++++ SUPPLIED ENTRIES ++++

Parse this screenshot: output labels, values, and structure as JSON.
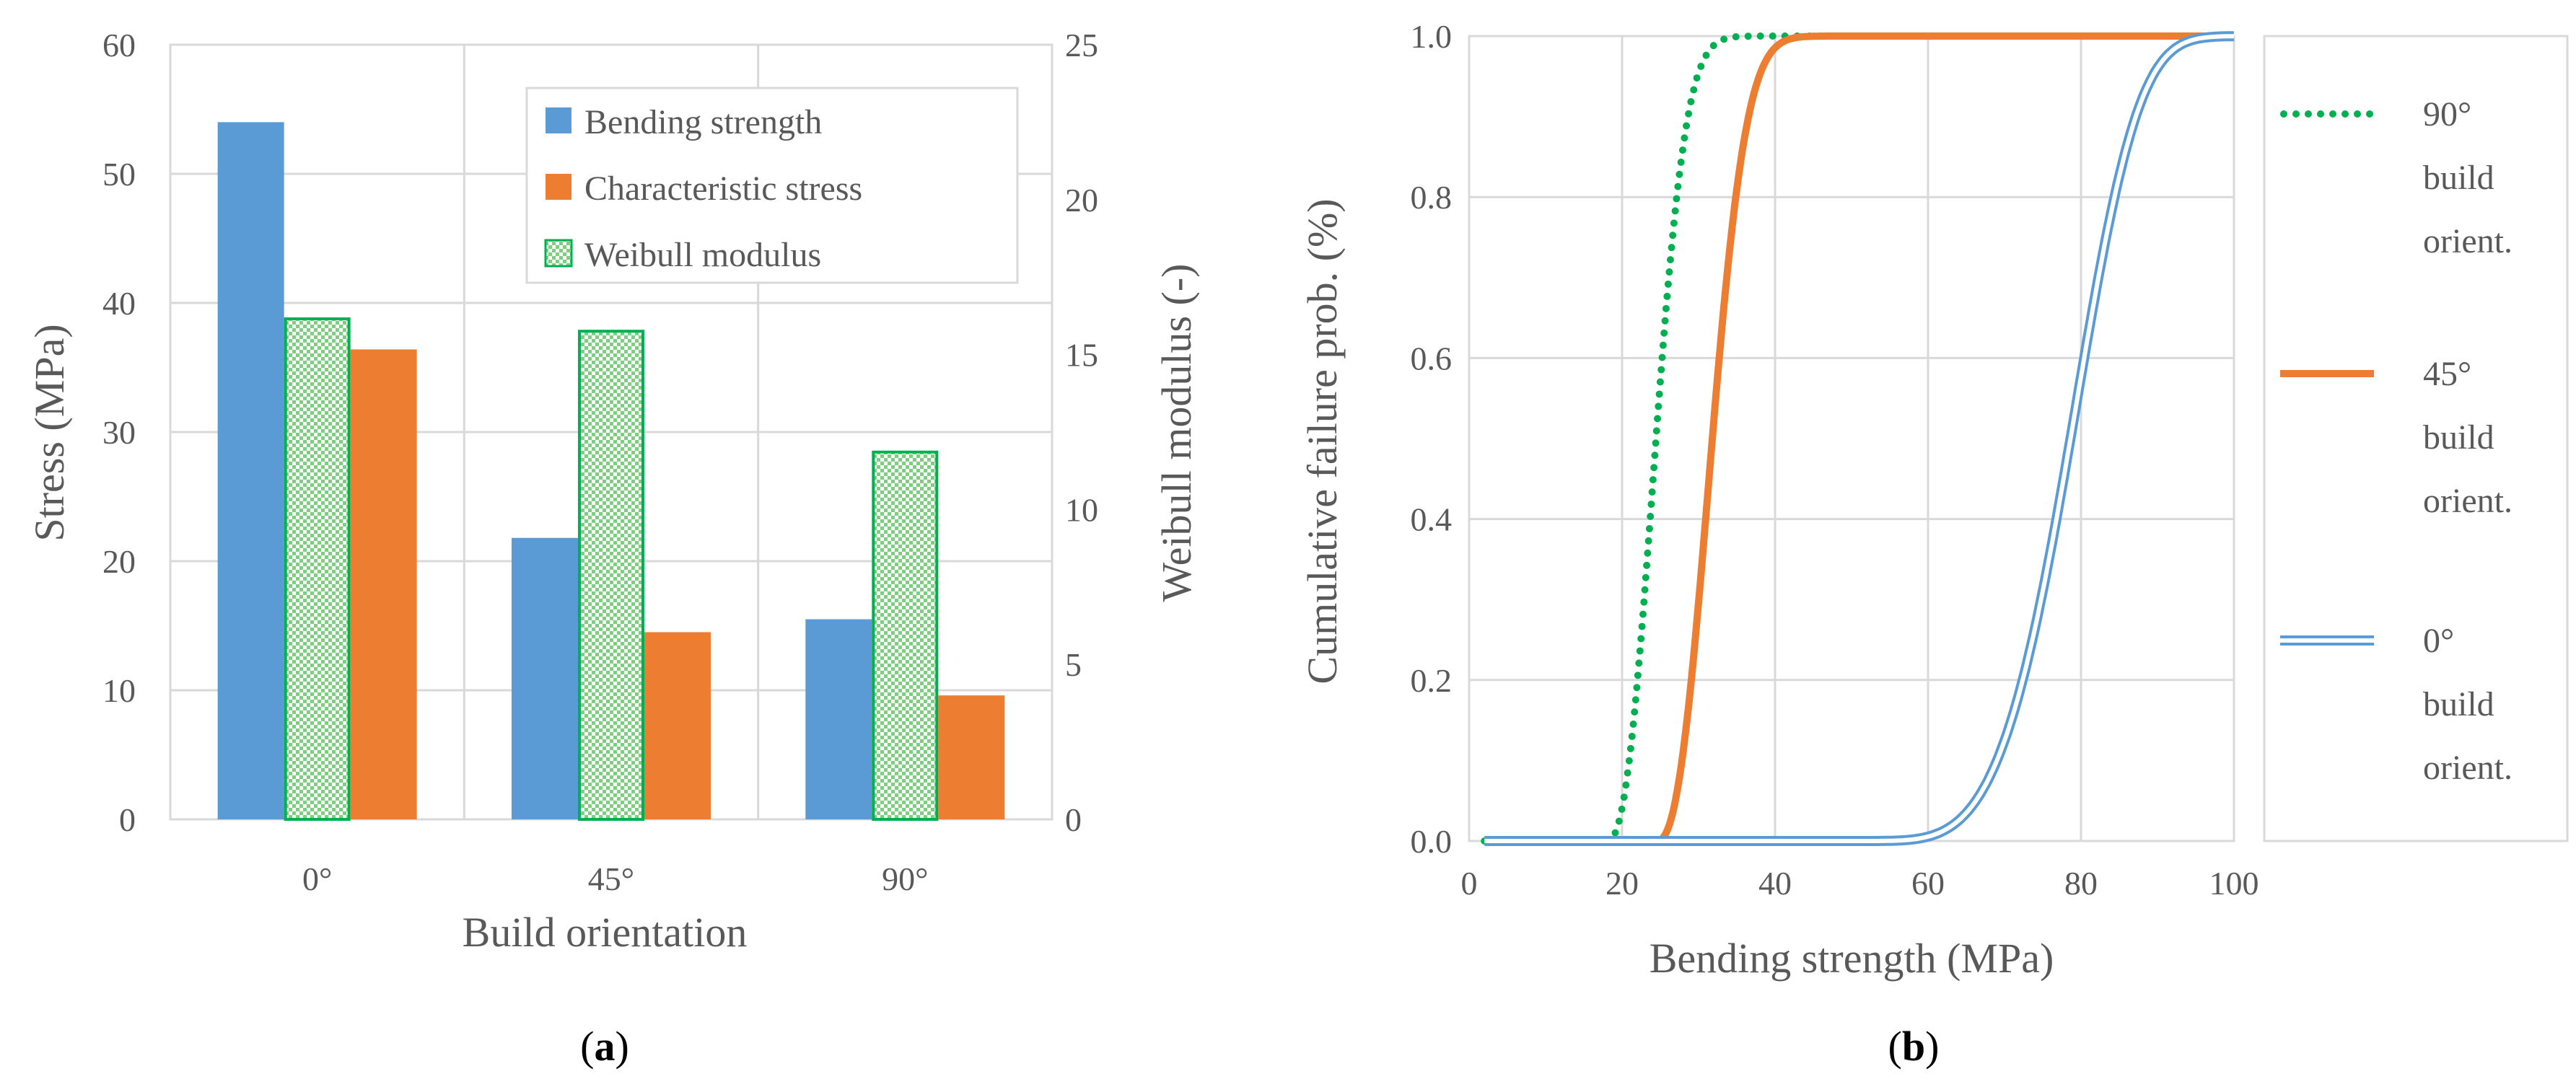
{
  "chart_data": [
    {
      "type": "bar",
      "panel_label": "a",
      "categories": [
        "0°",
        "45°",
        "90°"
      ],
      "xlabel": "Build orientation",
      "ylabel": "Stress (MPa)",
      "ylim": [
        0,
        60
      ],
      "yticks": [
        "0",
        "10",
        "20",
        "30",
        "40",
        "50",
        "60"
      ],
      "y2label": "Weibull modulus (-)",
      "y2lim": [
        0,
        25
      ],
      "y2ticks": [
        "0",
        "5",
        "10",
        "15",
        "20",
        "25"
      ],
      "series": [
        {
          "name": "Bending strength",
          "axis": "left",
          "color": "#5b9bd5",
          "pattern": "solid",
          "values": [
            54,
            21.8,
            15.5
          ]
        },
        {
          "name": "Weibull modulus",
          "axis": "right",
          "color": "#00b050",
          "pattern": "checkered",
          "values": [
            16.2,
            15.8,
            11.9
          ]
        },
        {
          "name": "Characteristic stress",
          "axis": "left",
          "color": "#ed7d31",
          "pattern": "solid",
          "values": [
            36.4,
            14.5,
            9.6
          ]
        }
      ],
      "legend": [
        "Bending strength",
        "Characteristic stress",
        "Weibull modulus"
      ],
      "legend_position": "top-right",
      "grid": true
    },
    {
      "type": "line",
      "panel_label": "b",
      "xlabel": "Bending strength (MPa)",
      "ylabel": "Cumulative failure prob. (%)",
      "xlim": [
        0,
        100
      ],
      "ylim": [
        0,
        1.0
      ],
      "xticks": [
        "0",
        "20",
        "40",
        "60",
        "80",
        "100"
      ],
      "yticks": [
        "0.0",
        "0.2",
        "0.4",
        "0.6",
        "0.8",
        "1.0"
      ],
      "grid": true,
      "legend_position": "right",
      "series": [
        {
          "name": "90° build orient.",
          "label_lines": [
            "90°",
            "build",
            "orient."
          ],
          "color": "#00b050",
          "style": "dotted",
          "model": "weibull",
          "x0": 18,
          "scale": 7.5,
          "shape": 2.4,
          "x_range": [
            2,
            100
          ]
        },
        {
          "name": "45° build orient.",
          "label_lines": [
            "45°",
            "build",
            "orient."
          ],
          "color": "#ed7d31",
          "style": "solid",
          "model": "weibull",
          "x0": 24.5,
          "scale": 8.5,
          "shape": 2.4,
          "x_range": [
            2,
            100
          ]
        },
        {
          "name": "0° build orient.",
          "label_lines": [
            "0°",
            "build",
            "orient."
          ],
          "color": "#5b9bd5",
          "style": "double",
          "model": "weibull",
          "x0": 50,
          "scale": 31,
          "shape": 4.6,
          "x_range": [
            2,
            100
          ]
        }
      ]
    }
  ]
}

++++

Leave out the pictures and transcribe everything else exactly.

• _WRITTEN ANSWER_
Parse this screenshot: output labels, values, and structure as JSON.
{
  "chart_data": [
    {
      "type": "bar",
      "panel_label": "a",
      "categories": [
        "0°",
        "45°",
        "90°"
      ],
      "xlabel": "Build orientation",
      "ylabel": "Stress (MPa)",
      "ylim": [
        0,
        60
      ],
      "yticks": [
        "0",
        "10",
        "20",
        "30",
        "40",
        "50",
        "60"
      ],
      "y2label": "Weibull modulus (-)",
      "y2lim": [
        0,
        25
      ],
      "y2ticks": [
        "0",
        "5",
        "10",
        "15",
        "20",
        "25"
      ],
      "series": [
        {
          "name": "Bending strength",
          "axis": "left",
          "color": "#5b9bd5",
          "pattern": "solid",
          "values": [
            54,
            21.8,
            15.5
          ]
        },
        {
          "name": "Weibull modulus",
          "axis": "right",
          "color": "#00b050",
          "pattern": "checkered",
          "values": [
            16.2,
            15.8,
            11.9
          ]
        },
        {
          "name": "Characteristic stress",
          "axis": "left",
          "color": "#ed7d31",
          "pattern": "solid",
          "values": [
            36.4,
            14.5,
            9.6
          ]
        }
      ],
      "legend": [
        "Bending strength",
        "Characteristic stress",
        "Weibull modulus"
      ],
      "legend_position": "top-right",
      "grid": true
    },
    {
      "type": "line",
      "panel_label": "b",
      "xlabel": "Bending strength (MPa)",
      "ylabel": "Cumulative failure prob. (%)",
      "xlim": [
        0,
        100
      ],
      "ylim": [
        0,
        1.0
      ],
      "xticks": [
        "0",
        "20",
        "40",
        "60",
        "80",
        "100"
      ],
      "yticks": [
        "0.0",
        "0.2",
        "0.4",
        "0.6",
        "0.8",
        "1.0"
      ],
      "grid": true,
      "legend_position": "right",
      "series": [
        {
          "name": "90° build orient.",
          "label_lines": [
            "90°",
            "build",
            "orient."
          ],
          "color": "#00b050",
          "style": "dotted",
          "model": "weibull",
          "x0": 18,
          "scale": 7.5,
          "shape": 2.4,
          "x_range": [
            2,
            100
          ]
        },
        {
          "name": "45° build orient.",
          "label_lines": [
            "45°",
            "build",
            "orient."
          ],
          "color": "#ed7d31",
          "style": "solid",
          "model": "weibull",
          "x0": 24.5,
          "scale": 8.5,
          "shape": 2.4,
          "x_range": [
            2,
            100
          ]
        },
        {
          "name": "0° build orient.",
          "label_lines": [
            "0°",
            "build",
            "orient."
          ],
          "color": "#5b9bd5",
          "style": "double",
          "model": "weibull",
          "x0": 50,
          "scale": 31,
          "shape": 4.6,
          "x_range": [
            2,
            100
          ]
        }
      ]
    }
  ]
}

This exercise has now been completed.